**Given records**.
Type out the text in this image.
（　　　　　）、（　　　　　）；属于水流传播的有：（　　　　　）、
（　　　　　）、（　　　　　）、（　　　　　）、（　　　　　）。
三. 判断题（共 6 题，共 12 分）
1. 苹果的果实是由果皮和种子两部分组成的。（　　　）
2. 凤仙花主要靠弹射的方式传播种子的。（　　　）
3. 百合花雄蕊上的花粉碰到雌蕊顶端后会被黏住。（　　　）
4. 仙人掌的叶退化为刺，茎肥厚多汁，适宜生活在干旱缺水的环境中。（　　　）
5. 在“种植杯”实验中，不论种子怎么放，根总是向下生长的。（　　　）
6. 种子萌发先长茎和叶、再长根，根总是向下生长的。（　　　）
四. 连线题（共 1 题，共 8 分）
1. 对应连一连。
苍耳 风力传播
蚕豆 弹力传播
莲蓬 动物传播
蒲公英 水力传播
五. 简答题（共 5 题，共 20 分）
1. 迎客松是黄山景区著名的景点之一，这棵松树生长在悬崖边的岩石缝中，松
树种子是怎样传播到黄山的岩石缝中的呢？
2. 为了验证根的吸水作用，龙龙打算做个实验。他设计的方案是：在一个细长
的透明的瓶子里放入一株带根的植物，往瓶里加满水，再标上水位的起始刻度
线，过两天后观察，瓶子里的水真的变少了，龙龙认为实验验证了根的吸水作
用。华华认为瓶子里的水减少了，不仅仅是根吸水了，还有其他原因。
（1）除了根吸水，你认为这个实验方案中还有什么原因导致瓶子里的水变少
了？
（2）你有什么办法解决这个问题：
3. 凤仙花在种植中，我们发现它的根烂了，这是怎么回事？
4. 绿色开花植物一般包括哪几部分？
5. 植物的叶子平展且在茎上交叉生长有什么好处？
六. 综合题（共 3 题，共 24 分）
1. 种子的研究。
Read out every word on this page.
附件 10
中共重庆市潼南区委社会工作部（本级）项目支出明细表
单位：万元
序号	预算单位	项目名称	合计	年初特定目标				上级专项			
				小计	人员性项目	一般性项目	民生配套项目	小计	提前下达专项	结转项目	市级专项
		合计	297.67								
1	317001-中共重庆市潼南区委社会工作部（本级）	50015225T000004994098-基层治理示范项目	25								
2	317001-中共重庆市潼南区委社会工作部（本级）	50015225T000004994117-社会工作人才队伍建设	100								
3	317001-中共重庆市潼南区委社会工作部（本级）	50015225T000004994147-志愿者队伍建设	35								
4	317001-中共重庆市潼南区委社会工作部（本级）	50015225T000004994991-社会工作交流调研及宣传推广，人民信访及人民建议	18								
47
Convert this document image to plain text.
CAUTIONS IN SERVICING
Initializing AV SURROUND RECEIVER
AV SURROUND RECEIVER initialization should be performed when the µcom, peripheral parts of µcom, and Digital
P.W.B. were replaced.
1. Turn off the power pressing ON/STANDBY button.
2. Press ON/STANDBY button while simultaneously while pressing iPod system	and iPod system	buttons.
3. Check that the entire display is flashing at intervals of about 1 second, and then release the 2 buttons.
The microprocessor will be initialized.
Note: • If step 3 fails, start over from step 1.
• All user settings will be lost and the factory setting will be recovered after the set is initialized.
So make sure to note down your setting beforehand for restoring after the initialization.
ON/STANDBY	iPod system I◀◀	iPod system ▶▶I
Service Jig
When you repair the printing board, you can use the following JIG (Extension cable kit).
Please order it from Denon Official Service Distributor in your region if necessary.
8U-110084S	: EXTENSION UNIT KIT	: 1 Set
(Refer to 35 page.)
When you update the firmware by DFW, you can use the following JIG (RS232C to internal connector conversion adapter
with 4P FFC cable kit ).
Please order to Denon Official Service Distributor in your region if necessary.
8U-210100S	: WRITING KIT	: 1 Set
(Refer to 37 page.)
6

**The request**.
Repeat every line of the records above exactly.

**Reply to the exercise**.
Type out the text in this image.
（　　　　　）、（　　　　　）；属于水流传播的有：（　　　　　）、
（　　　　　）、（　　　　　）、（　　　　　）、（　　　　　）。
三. 判断题（共 6 题，共 12 分）
1. 苹果的果实是由果皮和种子两部分组成的。（　　　）
2. 凤仙花主要靠弹射的方式传播种子的。（　　　）
3. 百合花雄蕊上的花粉碰到雌蕊顶端后会被黏住。（　　　）
4. 仙人掌的叶退化为刺，茎肥厚多汁，适宜生活在干旱缺水的环境中。（　　　）
5. 在“种植杯”实验中，不论种子怎么放，根总是向下生长的。（　　　）
6. 种子萌发先长茎和叶、再长根，根总是向下生长的。（　　　）
四. 连线题（共 1 题，共 8 分）
1. 对应连一连。
苍耳 风力传播
蚕豆 弹力传播
莲蓬 动物传播
蒲公英 水力传播
五. 简答题（共 5 题，共 20 分）
1. 迎客松是黄山景区著名的景点之一，这棵松树生长在悬崖边的岩石缝中，松
树种子是怎样传播到黄山的岩石缝中的呢？
2. 为了验证根的吸水作用，龙龙打算做个实验。他设计的方案是：在一个细长
的透明的瓶子里放入一株带根的植物，往瓶里加满水，再标上水位的起始刻度
线，过两天后观察，瓶子里的水真的变少了，龙龙认为实验验证了根的吸水作
用。华华认为瓶子里的水减少了，不仅仅是根吸水了，还有其他原因。
（1）除了根吸水，你认为这个实验方案中还有什么原因导致瓶子里的水变少
了？
（2）你有什么办法解决这个问题：
3. 凤仙花在种植中，我们发现它的根烂了，这是怎么回事？
4. 绿色开花植物一般包括哪几部分？
5. 植物的叶子平展且在茎上交叉生长有什么好处？
六. 综合题（共 3 题，共 24 分）
1. 种子的研究。
Read out every word on this page.
附件 10
中共重庆市潼南区委社会工作部（本级）项目支出明细表
单位：万元
序号	预算单位	项目名称	合计	年初特定目标				上级专项			
				小计	人员性项目	一般性项目	民生配套项目	小计	提前下达专项	结转项目	市级专项
		合计	297.67								
1	317001-中共重庆市潼南区委社会工作部（本级）	50015225T000004994098-基层治理示范项目	25								
2	317001-中共重庆市潼南区委社会工作部（本级）	50015225T000004994117-社会工作人才队伍建设	100								
3	317001-中共重庆市潼南区委社会工作部（本级）	50015225T000004994147-志愿者队伍建设	35								
4	317001-中共重庆市潼南区委社会工作部（本级）	50015225T000004994991-社会工作交流调研及宣传推广，人民信访及人民建议	18								
47
Convert this document image to plain text.
CAUTIONS IN SERVICING
Initializing AV SURROUND RECEIVER
AV SURROUND RECEIVER initialization should be performed when the µcom, peripheral parts of µcom, and Digital
P.W.B. were replaced.
1. Turn off the power pressing ON/STANDBY button.
2. Press ON/STANDBY button while simultaneously while pressing iPod system	and iPod system	buttons.
3. Check that the entire display is flashing at intervals of about 1 second, and then release the 2 buttons.
The microprocessor will be initialized.
Note: • If step 3 fails, start over from step 1.
• All user settings will be lost and the factory setting will be recovered after the set is initialized.
So make sure to note down your setting beforehand for restoring after the initialization.
ON/STANDBY	iPod system I◀◀	iPod system ▶▶I
Service Jig
When you repair the printing board, you can use the following JIG (Extension cable kit).
Please order it from Denon Official Service Distributor in your region if necessary.
8U-110084S	: EXTENSION UNIT KIT	: 1 Set
(Refer to 35 page.)
When you update the firmware by DFW, you can use the following JIG (RS232C to internal connector conversion adapter
with 4P FFC cable kit ).
Please order to Denon Official Service Distributor in your region if necessary.
8U-210100S	: WRITING KIT	: 1 Set
(Refer to 37 page.)
6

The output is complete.